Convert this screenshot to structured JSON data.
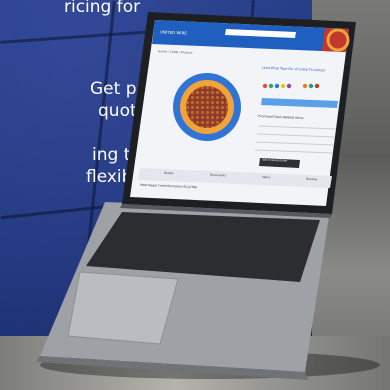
{
  "promo": {
    "line1": "ricing for",
    "line2": "Get pricing",
    "line3": "quotes",
    "line4": "ing to an",
    "line5": "flexibility"
  },
  "site": {
    "brand": "UNITED WIRE",
    "breadcrumb": "Home  /  Cable  /  Product",
    "product_title": "Lead Wrap Tape  No. of Cable  Tin plated",
    "order_label": "Purchase/Check Related Items",
    "add_button": "Add to Quote/Order",
    "tabs": [
      "Details",
      "Documents",
      "Specs",
      "Reviews"
    ],
    "bottom_label": "Meet Ragel  Cert/Information  6K JUTRA"
  },
  "colors": {
    "primary_blue": "#27408e",
    "site_blue": "#1f5fbf",
    "cable_orange": "#f2a33a",
    "cable_ring": "#2f74d6"
  }
}
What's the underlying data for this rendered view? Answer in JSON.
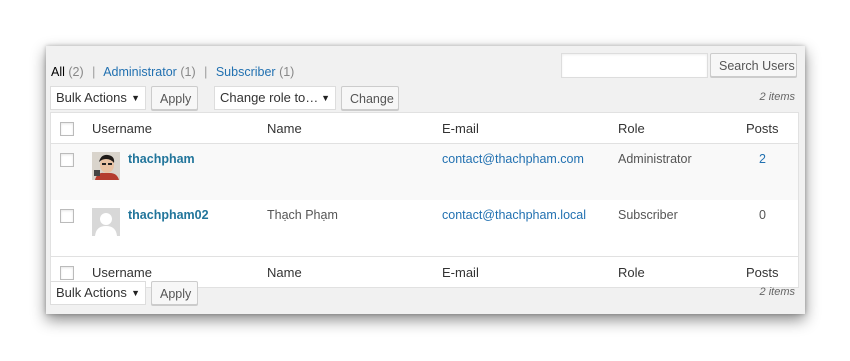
{
  "filters": [
    {
      "label": "All",
      "count": "(2)",
      "current": true
    },
    {
      "label": "Administrator",
      "count": "(1)",
      "current": false
    },
    {
      "label": "Subscriber",
      "count": "(1)",
      "current": false
    }
  ],
  "separator": "|",
  "search": {
    "value": "",
    "button": "Search Users"
  },
  "top_nav": {
    "bulk_actions": "Bulk Actions",
    "apply": "Apply",
    "change_role": "Change role to…",
    "change": "Change",
    "items": "2 items"
  },
  "bottom_nav": {
    "bulk_actions": "Bulk Actions",
    "apply": "Apply",
    "items": "2 items"
  },
  "columns": {
    "username": "Username",
    "name": "Name",
    "email": "E-mail",
    "role": "Role",
    "posts": "Posts"
  },
  "users": [
    {
      "username": "thachpham",
      "name": "",
      "email": "contact@thachpham.com",
      "role": "Administrator",
      "posts": "2",
      "avatar": "photo-avatar-icon"
    },
    {
      "username": "thachpham02",
      "name": "Thạch Phạm",
      "email": "contact@thachpham.local",
      "role": "Subscriber",
      "posts": "0",
      "avatar": "default-avatar-icon"
    }
  ],
  "colors": {
    "link": "#21759b",
    "panel": "#f1f1f1"
  }
}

* * * * * * * * *

Task goal:
Work out how many lines of the material above contain the word "username", then give only that figure.

Task answer:
3